→ What to work on:
Each line that holds the word "Conditions" should be returned.

[Collected data entries]
* * *
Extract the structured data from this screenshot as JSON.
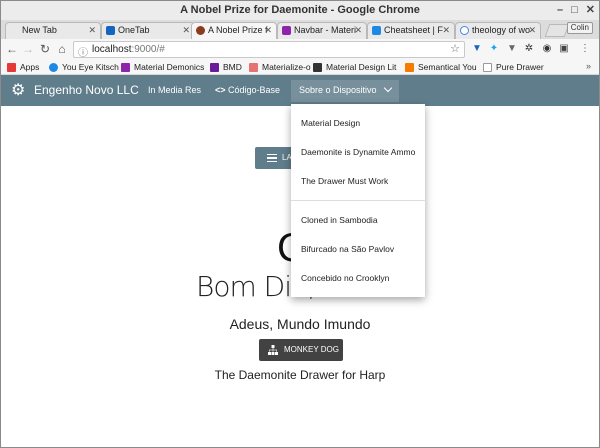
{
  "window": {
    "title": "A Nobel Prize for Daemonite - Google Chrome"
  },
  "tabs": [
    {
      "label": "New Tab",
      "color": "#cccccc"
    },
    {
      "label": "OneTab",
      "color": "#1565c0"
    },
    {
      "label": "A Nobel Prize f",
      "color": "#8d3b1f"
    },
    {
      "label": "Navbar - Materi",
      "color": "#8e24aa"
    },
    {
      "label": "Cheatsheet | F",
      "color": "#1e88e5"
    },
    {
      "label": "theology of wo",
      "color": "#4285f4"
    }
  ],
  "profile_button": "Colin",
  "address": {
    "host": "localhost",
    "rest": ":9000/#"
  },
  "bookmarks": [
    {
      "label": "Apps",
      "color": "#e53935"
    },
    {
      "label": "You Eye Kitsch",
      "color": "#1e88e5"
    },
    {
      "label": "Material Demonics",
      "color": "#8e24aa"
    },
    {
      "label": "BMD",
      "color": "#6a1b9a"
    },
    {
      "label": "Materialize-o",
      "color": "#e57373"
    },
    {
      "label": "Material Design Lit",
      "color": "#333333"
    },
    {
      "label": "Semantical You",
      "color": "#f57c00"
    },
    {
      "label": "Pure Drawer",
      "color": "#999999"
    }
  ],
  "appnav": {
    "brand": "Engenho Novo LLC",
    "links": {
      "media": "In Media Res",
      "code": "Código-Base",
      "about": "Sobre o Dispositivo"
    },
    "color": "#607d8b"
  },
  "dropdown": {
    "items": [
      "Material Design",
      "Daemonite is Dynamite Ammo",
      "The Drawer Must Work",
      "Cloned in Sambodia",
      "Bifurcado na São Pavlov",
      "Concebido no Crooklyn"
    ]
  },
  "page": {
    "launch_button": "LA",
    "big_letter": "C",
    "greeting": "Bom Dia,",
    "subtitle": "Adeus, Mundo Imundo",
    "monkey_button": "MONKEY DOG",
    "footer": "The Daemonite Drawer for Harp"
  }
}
* * *
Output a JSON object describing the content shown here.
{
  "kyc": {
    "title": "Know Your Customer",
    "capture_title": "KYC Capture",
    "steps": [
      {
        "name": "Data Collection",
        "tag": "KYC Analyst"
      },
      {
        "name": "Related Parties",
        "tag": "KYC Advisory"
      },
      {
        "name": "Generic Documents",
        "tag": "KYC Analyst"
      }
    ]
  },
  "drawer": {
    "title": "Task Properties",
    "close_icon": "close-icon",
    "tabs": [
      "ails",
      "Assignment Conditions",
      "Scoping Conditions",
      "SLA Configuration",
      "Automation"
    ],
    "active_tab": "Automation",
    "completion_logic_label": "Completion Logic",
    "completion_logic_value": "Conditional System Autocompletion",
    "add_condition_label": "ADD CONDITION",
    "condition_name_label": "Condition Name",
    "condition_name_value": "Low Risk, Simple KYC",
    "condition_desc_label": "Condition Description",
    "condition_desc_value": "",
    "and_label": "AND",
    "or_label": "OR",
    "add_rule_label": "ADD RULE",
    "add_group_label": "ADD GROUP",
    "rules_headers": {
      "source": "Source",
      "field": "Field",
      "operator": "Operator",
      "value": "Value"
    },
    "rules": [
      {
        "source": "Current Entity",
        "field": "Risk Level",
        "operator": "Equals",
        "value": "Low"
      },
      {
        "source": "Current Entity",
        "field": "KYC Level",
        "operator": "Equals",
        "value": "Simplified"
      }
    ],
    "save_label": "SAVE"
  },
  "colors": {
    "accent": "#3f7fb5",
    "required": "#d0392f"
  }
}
* * *
→ The result:
      "Assignment Conditions",
      "Scoping Conditions",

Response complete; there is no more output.